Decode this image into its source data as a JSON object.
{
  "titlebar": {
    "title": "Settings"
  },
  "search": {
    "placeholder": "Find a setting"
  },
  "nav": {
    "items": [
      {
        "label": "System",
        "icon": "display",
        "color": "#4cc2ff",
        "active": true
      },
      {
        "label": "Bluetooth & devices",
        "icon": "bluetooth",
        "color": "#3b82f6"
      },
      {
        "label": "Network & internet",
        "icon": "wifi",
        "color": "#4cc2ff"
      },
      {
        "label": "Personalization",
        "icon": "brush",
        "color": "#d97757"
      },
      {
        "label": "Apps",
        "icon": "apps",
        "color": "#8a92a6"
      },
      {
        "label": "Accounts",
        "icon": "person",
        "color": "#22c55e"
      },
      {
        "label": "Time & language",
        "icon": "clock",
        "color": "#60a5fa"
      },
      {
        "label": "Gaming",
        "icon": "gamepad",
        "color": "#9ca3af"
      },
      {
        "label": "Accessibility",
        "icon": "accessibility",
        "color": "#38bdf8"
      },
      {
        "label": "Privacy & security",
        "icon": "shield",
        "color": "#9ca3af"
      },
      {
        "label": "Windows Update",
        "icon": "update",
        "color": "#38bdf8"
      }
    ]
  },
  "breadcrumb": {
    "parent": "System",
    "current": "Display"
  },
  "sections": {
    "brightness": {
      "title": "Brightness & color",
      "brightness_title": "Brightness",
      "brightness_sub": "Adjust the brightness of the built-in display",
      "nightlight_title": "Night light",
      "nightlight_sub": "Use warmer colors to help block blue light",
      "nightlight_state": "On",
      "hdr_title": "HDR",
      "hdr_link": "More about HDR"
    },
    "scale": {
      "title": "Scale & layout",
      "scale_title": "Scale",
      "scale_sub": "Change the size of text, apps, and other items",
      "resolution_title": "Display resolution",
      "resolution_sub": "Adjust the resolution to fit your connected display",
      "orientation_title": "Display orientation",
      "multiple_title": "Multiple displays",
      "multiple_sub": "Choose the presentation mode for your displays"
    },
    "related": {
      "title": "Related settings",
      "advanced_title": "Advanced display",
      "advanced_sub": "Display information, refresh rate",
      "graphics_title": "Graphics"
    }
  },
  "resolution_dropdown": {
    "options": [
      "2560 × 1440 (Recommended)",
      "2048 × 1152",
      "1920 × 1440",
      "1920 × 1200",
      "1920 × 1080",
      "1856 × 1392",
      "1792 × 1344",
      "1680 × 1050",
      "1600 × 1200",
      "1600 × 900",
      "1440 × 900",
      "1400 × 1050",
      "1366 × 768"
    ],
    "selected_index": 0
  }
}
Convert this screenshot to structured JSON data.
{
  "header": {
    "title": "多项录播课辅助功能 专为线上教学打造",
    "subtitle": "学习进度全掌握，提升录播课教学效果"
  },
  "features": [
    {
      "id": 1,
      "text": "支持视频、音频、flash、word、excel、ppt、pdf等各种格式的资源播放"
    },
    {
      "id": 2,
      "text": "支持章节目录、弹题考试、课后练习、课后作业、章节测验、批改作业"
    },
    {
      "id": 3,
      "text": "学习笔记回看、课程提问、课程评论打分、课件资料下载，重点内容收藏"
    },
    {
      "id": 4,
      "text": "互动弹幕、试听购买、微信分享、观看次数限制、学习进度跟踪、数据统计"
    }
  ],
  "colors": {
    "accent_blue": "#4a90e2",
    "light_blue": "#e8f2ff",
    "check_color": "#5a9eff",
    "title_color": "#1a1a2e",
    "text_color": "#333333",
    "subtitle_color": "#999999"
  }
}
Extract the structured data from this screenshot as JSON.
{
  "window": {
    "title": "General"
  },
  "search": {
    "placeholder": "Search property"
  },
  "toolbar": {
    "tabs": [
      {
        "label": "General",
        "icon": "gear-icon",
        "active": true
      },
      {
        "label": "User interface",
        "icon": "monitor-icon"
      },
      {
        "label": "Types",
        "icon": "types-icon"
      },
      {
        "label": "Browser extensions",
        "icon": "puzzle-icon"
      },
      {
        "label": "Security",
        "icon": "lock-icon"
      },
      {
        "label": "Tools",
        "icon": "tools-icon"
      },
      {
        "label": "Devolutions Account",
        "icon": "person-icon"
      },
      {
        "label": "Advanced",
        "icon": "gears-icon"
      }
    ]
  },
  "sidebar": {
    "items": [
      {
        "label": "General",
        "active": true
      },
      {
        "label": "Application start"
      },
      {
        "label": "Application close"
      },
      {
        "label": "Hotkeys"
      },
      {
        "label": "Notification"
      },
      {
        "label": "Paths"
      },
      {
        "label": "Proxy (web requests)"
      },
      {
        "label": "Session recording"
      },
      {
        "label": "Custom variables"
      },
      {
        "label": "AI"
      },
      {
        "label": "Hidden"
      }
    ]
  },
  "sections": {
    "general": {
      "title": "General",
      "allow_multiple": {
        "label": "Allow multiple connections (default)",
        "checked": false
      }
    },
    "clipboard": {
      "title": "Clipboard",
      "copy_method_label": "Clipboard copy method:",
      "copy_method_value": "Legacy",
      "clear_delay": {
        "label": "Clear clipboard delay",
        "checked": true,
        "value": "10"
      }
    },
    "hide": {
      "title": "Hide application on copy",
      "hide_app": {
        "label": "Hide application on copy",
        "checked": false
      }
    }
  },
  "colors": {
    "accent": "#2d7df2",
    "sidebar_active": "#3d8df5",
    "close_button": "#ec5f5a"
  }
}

• _Task statement_
Give the listing again, word for word.

• _Task output_
Decode this image into its source data as a JSON object.
{
  "titlebar": {
    "title": "Settings"
  },
  "search": {
    "placeholder": "Find a setting"
  },
  "nav": {
    "items": [
      {
        "label": "System",
        "icon": "display",
        "color": "#4cc2ff",
        "active": true
      },
      {
        "label": "Bluetooth & devices",
        "icon": "bluetooth",
        "color": "#3b82f6"
      },
      {
        "label": "Network & internet",
        "icon": "wifi",
        "color": "#4cc2ff"
      },
      {
        "label": "Personalization",
        "icon": "brush",
        "color": "#d97757"
      },
      {
        "label": "Apps",
        "icon": "apps",
        "color": "#8a92a6"
      },
      {
        "label": "Accounts",
        "icon": "person",
        "color": "#22c55e"
      },
      {
        "label": "Time & language",
        "icon": "clock",
        "color": "#60a5fa"
      },
      {
        "label": "Gaming",
        "icon": "gamepad",
        "color": "#9ca3af"
      },
      {
        "label": "Accessibility",
        "icon": "accessibility",
        "color": "#38bdf8"
      },
      {
        "label": "Privacy & security",
        "icon": "shield",
        "color": "#9ca3af"
      },
      {
        "label": "Windows Update",
        "icon": "update",
        "color": "#38bdf8"
      }
    ]
  },
  "breadcrumb": {
    "parent": "System",
    "current": "Display"
  },
  "sections": {
    "brightness": {
      "title": "Brightness & color",
      "brightness_title": "Brightness",
      "brightness_sub": "Adjust the brightness of the built-in display",
      "nightlight_title": "Night light",
      "nightlight_sub": "Use warmer colors to help block blue light",
      "nightlight_state": "On",
      "hdr_title": "HDR",
      "hdr_link": "More about HDR"
    },
    "scale": {
      "title": "Scale & layout",
      "scale_title": "Scale",
      "scale_sub": "Change the size of text, apps, and other items",
      "resolution_title": "Display resolution",
      "resolution_sub": "Adjust the resolution to fit your connected display",
      "orientation_title": "Display orientation",
      "multiple_title": "Multiple displays",
      "multiple_sub": "Choose the presentation mode for your displays"
    },
    "related": {
      "title": "Related settings",
      "advanced_title": "Advanced display",
      "advanced_sub": "Display information, refresh rate",
      "graphics_title": "Graphics"
    }
  },
  "resolution_dropdown": {
    "options": [
      "2560 × 1440 (Recommended)",
      "2048 × 1152",
      "1920 × 1440",
      "1920 × 1200",
      "1920 × 1080",
      "1856 × 1392",
      "1792 × 1344",
      "1680 × 1050",
      "1600 × 1200",
      "1600 × 900",
      "1440 × 900",
      "1400 × 1050",
      "1366 × 768"
    ],
    "selected_index": 0
  }
}
Convert this screenshot to structured JSON data.
{
  "header": {
    "title": "多项录播课辅助功能 专为线上教学打造",
    "subtitle": "学习进度全掌握，提升录播课教学效果"
  },
  "features": [
    {
      "id": 1,
      "text": "支持视频、音频、flash、word、excel、ppt、pdf等各种格式的资源播放"
    },
    {
      "id": 2,
      "text": "支持章节目录、弹题考试、课后练习、课后作业、章节测验、批改作业"
    },
    {
      "id": 3,
      "text": "学习笔记回看、课程提问、课程评论打分、课件资料下载，重点内容收藏"
    },
    {
      "id": 4,
      "text": "互动弹幕、试听购买、微信分享、观看次数限制、学习进度跟踪、数据统计"
    }
  ],
  "colors": {
    "accent_blue": "#4a90e2",
    "light_blue": "#e8f2ff",
    "check_color": "#5a9eff",
    "title_color": "#1a1a2e",
    "text_color": "#333333",
    "subtitle_color": "#999999"
  }
}
Extract the structured data from this screenshot as JSON.
{
  "window": {
    "title": "General"
  },
  "search": {
    "placeholder": "Search property"
  },
  "toolbar": {
    "tabs": [
      {
        "label": "General",
        "icon": "gear-icon",
        "active": true
      },
      {
        "label": "User interface",
        "icon": "monitor-icon"
      },
      {
        "label": "Types",
        "icon": "types-icon"
      },
      {
        "label": "Browser extensions",
        "icon": "puzzle-icon"
      },
      {
        "label": "Security",
        "icon": "lock-icon"
      },
      {
        "label": "Tools",
        "icon": "tools-icon"
      },
      {
        "label": "Devolutions Account",
        "icon": "person-icon"
      },
      {
        "label": "Advanced",
        "icon": "gears-icon"
      }
    ]
  },
  "sidebar": {
    "items": [
      {
        "label": "General",
        "active": true
      },
      {
        "label": "Application start"
      },
      {
        "label": "Application close"
      },
      {
        "label": "Hotkeys"
      },
      {
        "label": "Notification"
      },
      {
        "label": "Paths"
      },
      {
        "label": "Proxy (web requests)"
      },
      {
        "label": "Session recording"
      },
      {
        "label": "Custom variables"
      },
      {
        "label": "AI"
      },
      {
        "label": "Hidden"
      }
    ]
  },
  "sections": {
    "general": {
      "title": "General",
      "allow_multiple": {
        "label": "Allow multiple connections (default)",
        "checked": false
      }
    },
    "clipboard": {
      "title": "Clipboard",
      "copy_method_label": "Clipboard copy method:",
      "copy_method_value": "Legacy",
      "clear_delay": {
        "label": "Clear clipboard delay",
        "checked": true,
        "value": "10"
      }
    },
    "hide": {
      "title": "Hide application on copy",
      "hide_app": {
        "label": "Hide application on copy",
        "checked": false
      }
    }
  },
  "colors": {
    "accent": "#2d7df2",
    "sidebar_active": "#3d8df5",
    "close_button": "#ec5f5a"
  }
}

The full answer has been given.